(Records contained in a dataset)

--------------------------------

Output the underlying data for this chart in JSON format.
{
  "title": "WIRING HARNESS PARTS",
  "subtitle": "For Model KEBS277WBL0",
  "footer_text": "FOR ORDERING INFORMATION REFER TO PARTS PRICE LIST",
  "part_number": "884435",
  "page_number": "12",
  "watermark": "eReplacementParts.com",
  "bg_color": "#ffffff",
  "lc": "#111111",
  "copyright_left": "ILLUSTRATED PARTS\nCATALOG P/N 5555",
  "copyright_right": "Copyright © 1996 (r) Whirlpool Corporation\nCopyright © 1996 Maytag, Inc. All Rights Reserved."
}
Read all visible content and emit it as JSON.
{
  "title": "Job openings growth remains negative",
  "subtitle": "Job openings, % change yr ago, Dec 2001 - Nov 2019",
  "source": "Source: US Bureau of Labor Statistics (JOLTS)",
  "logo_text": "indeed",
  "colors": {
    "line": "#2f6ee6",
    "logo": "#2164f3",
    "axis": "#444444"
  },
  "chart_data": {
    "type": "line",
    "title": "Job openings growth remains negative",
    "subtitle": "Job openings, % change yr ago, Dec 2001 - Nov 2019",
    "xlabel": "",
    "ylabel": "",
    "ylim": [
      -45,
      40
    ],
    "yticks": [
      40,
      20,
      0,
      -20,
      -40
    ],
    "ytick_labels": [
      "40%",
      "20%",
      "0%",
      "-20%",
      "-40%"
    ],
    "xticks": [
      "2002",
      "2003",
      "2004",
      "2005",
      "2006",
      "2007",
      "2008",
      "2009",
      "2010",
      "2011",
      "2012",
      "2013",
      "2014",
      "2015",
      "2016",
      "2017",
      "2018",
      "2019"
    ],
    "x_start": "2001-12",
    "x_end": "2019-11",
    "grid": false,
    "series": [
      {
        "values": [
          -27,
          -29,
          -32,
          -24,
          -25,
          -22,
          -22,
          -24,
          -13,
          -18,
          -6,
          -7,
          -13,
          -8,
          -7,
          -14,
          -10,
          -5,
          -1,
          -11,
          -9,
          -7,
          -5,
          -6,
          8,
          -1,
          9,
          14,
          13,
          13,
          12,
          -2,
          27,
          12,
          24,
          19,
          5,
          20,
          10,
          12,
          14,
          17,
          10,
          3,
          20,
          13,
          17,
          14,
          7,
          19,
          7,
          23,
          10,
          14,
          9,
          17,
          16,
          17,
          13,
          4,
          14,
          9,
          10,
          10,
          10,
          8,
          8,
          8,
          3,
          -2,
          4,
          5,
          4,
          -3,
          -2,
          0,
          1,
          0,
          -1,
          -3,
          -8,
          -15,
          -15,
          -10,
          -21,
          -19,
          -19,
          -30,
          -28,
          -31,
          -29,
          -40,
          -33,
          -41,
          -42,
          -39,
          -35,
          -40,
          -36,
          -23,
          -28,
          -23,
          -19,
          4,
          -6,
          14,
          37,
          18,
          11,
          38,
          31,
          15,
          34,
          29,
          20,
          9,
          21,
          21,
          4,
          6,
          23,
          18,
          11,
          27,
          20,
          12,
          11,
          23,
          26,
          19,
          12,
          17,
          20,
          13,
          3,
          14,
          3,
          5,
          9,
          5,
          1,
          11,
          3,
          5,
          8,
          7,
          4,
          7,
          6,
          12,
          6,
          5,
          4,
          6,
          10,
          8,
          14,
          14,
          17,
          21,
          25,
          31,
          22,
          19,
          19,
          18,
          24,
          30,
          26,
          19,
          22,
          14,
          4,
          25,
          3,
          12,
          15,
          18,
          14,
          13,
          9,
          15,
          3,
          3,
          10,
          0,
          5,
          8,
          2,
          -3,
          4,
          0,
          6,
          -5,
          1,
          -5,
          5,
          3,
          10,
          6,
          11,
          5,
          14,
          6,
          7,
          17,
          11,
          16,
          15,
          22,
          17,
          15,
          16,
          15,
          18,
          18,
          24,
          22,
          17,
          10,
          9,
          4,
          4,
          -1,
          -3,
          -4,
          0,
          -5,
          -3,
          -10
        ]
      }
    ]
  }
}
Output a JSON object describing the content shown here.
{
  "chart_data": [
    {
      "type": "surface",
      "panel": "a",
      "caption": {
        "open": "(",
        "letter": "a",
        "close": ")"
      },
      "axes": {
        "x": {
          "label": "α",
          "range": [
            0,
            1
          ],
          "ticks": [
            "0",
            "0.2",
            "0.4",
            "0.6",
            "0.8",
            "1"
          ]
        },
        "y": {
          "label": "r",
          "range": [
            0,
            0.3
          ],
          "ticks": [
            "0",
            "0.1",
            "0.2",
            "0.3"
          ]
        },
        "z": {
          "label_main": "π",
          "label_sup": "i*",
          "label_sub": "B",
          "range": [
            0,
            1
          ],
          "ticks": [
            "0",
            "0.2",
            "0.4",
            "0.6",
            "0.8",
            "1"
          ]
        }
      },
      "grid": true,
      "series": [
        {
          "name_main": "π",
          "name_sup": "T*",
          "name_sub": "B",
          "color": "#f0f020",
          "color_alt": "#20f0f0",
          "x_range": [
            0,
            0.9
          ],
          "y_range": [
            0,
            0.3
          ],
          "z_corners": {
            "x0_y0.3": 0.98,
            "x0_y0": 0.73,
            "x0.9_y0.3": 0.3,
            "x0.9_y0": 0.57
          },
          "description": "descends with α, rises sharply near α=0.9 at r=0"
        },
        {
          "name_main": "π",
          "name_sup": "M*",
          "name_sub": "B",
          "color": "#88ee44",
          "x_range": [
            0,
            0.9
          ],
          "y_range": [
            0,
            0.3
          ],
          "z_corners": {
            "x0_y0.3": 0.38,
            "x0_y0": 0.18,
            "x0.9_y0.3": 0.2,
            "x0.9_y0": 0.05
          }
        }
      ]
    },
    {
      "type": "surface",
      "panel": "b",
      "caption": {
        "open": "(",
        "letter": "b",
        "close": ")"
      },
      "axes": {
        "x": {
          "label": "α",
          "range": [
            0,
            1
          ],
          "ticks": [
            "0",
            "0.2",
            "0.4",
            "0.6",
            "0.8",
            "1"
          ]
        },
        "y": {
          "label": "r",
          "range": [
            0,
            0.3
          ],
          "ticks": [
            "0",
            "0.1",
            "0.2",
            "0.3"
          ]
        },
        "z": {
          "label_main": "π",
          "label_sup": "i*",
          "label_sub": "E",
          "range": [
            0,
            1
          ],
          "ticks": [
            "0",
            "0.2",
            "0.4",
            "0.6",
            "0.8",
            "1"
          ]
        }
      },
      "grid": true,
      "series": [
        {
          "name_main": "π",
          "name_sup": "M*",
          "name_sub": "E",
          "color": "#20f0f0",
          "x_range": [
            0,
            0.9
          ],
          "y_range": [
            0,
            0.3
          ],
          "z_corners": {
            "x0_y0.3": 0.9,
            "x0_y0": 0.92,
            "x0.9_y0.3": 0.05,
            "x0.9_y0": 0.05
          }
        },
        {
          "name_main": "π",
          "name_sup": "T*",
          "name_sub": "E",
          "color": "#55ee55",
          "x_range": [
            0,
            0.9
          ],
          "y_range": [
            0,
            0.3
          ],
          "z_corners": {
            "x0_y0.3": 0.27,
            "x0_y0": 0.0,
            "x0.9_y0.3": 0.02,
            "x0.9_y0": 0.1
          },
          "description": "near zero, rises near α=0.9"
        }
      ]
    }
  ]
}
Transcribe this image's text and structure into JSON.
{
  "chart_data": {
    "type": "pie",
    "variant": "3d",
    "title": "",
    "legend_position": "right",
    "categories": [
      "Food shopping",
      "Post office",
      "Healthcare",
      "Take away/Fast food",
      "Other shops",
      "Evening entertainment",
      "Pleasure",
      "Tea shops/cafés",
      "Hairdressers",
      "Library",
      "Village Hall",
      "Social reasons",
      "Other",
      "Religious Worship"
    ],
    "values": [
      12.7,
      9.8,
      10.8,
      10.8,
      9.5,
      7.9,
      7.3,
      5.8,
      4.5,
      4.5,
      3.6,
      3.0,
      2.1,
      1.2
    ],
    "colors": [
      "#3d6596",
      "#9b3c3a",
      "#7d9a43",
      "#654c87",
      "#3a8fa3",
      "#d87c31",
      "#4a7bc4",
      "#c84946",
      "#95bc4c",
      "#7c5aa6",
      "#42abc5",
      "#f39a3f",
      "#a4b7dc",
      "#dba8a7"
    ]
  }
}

--------------------------------

→ **Aim**: Each line containing "remains" counts once; state the total number of such lines and nothing else.

→ **Exercise output**: 2